[Dataset records on visual material]
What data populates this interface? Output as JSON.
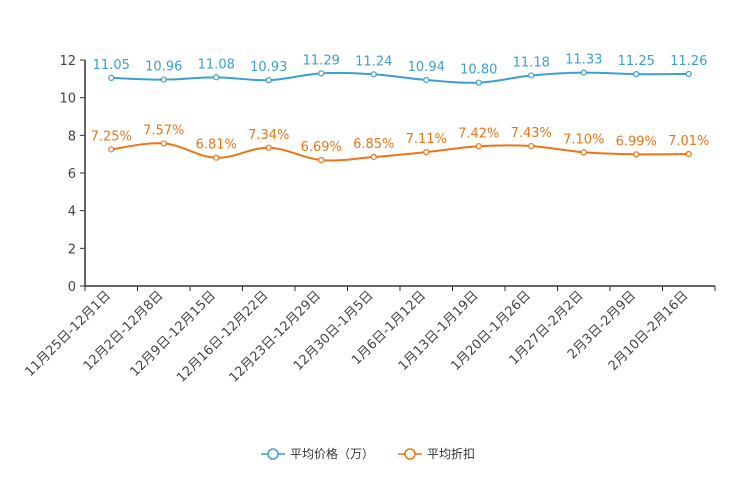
{
  "chart_data": {
    "type": "line",
    "categories": [
      "11月25日-12月1日",
      "12月2日-12月8日",
      "12月9日-12月15日",
      "12月16日-12月22日",
      "12月23日-12月29日",
      "12月30日-1月5日",
      "1月6日-1月12日",
      "1月13日-1月19日",
      "1月20日-1月26日",
      "1月27日-2月2日",
      "2月3日-2月9日",
      "2月10日-2月16日"
    ],
    "series": [
      {
        "name": "平均价格（万）",
        "color": "#3b9fd1",
        "values": [
          11.05,
          10.96,
          11.08,
          10.93,
          11.29,
          11.24,
          10.94,
          10.8,
          11.18,
          11.33,
          11.25,
          11.26
        ],
        "labels": [
          "11.05",
          "10.96",
          "11.08",
          "10.93",
          "11.29",
          "11.24",
          "10.94",
          "10.80",
          "11.18",
          "11.33",
          "11.25",
          "11.26"
        ]
      },
      {
        "name": "平均折扣",
        "color": "#f07415",
        "values": [
          7.25,
          7.57,
          6.81,
          7.34,
          6.69,
          6.85,
          7.11,
          7.42,
          7.43,
          7.1,
          6.99,
          7.01
        ],
        "labels": [
          "7.25%",
          "7.57%",
          "6.81%",
          "7.34%",
          "6.69%",
          "6.85%",
          "7.11%",
          "7.42%",
          "7.43%",
          "7.10%",
          "6.99%",
          "7.01%"
        ]
      }
    ],
    "y_ticks": [
      "0",
      "2",
      "4",
      "6",
      "8",
      "10",
      "12"
    ],
    "ylim": [
      0,
      12
    ],
    "title": "",
    "xlabel": "",
    "ylabel": "",
    "legend_position": "bottom-center",
    "grid": false
  }
}
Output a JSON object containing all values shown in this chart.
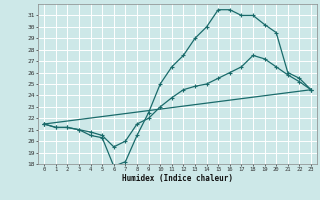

Instructions to follow >> Take the data above and repeat it exactly, leaving each picture out.

Task result >>
What data populates this interface? Output as JSON.
{
  "chart_data": {
    "type": "line",
    "categories": [
      "11月25日-12月1日",
      "12月2日-12月8日",
      "12月9日-12月15日",
      "12月16日-12月22日",
      "12月23日-12月29日",
      "12月30日-1月5日",
      "1月6日-1月12日",
      "1月13日-1月19日",
      "1月20日-1月26日",
      "1月27日-2月2日",
      "2月3日-2月9日",
      "2月10日-2月16日"
    ],
    "series": [
      {
        "name": "平均价格（万）",
        "color": "#3b9fd1",
        "values": [
          11.05,
          10.96,
          11.08,
          10.93,
          11.29,
          11.24,
          10.94,
          10.8,
          11.18,
          11.33,
          11.25,
          11.26
        ],
        "labels": [
          "11.05",
          "10.96",
          "11.08",
          "10.93",
          "11.29",
          "11.24",
          "10.94",
          "10.80",
          "11.18",
          "11.33",
          "11.25",
          "11.26"
        ]
      },
      {
        "name": "平均折扣",
        "color": "#f07415",
        "values": [
          7.25,
          7.57,
          6.81,
          7.34,
          6.69,
          6.85,
          7.11,
          7.42,
          7.43,
          7.1,
          6.99,
          7.01
        ],
        "labels": [
          "7.25%",
          "7.57%",
          "6.81%",
          "7.34%",
          "6.69%",
          "6.85%",
          "7.11%",
          "7.42%",
          "7.43%",
          "7.10%",
          "6.99%",
          "7.01%"
        ]
      }
    ],
    "y_ticks": [
      "0",
      "2",
      "4",
      "6",
      "8",
      "10",
      "12"
    ],
    "ylim": [
      0,
      12
    ],
    "title": "",
    "xlabel": "",
    "ylabel": "",
    "legend_position": "bottom-center",
    "grid": false
  }
}
Output a JSON object containing all values shown in this chart.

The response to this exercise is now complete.